(Records from a dataset)
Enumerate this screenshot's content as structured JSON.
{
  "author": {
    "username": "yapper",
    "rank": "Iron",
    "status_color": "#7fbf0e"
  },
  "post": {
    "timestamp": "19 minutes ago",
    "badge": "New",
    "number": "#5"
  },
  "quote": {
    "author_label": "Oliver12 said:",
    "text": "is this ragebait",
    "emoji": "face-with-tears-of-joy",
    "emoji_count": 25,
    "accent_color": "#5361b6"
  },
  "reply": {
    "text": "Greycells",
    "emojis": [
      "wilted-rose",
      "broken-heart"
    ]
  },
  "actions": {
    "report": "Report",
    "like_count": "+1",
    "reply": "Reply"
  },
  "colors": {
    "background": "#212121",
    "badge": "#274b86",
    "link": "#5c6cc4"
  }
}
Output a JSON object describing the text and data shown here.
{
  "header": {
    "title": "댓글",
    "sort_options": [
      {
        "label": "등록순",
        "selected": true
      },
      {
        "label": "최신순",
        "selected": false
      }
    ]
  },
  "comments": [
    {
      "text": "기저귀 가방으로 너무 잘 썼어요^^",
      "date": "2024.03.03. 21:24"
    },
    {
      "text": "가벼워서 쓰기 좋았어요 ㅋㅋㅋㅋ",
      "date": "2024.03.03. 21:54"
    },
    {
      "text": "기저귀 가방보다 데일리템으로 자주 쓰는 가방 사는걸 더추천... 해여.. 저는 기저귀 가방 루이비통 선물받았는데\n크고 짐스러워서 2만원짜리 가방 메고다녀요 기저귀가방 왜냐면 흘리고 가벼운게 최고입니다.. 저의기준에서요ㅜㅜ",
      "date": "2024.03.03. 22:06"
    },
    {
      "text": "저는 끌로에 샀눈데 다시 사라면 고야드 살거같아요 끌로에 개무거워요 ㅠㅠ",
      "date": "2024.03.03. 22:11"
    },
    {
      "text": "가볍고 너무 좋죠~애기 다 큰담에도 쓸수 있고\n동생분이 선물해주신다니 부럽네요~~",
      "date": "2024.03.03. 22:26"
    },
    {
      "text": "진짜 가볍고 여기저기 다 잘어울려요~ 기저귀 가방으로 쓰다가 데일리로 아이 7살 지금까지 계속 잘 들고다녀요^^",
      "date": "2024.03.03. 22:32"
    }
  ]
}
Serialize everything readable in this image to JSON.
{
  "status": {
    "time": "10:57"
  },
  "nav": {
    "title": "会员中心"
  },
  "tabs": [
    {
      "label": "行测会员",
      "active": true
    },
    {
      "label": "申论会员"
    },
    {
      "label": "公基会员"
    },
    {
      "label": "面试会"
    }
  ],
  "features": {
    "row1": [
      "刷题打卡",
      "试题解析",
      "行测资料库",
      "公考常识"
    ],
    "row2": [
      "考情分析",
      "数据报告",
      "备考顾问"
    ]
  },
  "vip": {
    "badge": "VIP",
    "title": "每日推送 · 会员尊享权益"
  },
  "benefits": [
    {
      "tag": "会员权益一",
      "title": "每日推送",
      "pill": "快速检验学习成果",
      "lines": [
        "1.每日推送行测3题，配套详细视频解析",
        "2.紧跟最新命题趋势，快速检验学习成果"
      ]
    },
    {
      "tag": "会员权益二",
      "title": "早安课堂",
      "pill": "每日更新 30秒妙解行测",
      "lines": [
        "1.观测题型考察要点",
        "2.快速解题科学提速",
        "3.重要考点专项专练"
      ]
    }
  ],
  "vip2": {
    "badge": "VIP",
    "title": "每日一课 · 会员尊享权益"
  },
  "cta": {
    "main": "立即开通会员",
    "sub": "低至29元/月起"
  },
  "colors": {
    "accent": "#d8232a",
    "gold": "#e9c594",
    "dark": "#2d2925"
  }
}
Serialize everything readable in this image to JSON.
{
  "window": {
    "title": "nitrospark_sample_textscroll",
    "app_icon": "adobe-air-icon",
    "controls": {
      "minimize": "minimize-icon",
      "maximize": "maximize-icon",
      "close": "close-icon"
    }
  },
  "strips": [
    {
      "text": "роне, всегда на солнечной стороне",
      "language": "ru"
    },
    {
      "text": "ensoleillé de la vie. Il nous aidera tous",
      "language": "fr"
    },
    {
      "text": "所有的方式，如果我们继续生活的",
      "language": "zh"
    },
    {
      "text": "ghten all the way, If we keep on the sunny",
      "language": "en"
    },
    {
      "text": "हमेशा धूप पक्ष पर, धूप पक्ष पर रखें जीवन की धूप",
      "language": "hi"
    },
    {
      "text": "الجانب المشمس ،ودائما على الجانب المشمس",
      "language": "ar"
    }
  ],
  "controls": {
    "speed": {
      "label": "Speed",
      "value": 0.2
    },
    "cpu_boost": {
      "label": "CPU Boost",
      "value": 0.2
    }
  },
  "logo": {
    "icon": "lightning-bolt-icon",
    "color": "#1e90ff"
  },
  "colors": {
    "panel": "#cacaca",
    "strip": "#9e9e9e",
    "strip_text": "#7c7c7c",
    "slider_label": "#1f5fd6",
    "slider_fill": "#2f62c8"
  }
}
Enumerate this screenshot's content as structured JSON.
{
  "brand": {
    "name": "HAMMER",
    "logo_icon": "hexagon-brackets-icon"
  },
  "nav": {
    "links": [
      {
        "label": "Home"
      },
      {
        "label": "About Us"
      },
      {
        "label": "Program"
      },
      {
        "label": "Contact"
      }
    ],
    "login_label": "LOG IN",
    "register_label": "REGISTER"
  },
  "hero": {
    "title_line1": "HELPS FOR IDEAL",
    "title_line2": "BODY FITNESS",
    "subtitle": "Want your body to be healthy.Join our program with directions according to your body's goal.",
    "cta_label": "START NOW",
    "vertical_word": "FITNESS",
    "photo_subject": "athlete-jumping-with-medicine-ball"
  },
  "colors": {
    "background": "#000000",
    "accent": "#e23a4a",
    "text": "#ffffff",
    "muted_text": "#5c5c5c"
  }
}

▸ **Exercise**:
Using the listing above, pick out each line that contains the word "FITNESS", then copy it.

▸ **Expected output**:
    "title_line2": "BODY FITNESS",
    "vertical_word": "FITNESS",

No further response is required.